Determine how many lines in the data below contain "each" and write only that number.

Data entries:
------------------------------------
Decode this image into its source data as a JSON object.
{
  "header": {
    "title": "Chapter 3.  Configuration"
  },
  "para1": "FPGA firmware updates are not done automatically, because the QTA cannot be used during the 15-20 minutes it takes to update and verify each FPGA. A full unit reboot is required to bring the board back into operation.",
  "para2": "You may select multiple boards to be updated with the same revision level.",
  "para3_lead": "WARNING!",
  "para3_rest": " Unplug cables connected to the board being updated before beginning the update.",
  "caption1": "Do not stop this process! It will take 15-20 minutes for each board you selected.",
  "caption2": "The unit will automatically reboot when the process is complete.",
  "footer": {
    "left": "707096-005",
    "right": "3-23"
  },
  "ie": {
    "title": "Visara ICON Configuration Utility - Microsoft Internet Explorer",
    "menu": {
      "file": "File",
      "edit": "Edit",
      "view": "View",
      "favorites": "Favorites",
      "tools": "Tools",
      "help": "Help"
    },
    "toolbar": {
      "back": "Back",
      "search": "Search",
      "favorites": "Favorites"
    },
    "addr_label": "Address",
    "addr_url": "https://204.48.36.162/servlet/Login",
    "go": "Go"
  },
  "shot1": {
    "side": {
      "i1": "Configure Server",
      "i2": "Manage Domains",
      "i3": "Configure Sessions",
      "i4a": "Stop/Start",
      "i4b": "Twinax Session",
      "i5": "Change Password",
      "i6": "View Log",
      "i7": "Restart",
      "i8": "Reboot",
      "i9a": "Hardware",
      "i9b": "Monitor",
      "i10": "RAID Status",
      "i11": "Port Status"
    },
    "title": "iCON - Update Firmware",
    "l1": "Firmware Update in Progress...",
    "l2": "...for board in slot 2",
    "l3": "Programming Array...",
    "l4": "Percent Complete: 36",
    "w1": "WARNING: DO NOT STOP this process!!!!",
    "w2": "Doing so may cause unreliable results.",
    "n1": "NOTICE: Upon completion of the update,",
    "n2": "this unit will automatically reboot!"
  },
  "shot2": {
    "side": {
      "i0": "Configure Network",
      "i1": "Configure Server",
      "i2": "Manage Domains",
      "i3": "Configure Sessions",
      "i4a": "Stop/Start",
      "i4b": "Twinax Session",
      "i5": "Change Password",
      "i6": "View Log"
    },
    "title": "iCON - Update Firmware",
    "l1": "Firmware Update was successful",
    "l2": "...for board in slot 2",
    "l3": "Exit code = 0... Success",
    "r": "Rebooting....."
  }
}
------------------------------------
▸ RESULT OF THIS EXERCISE: 2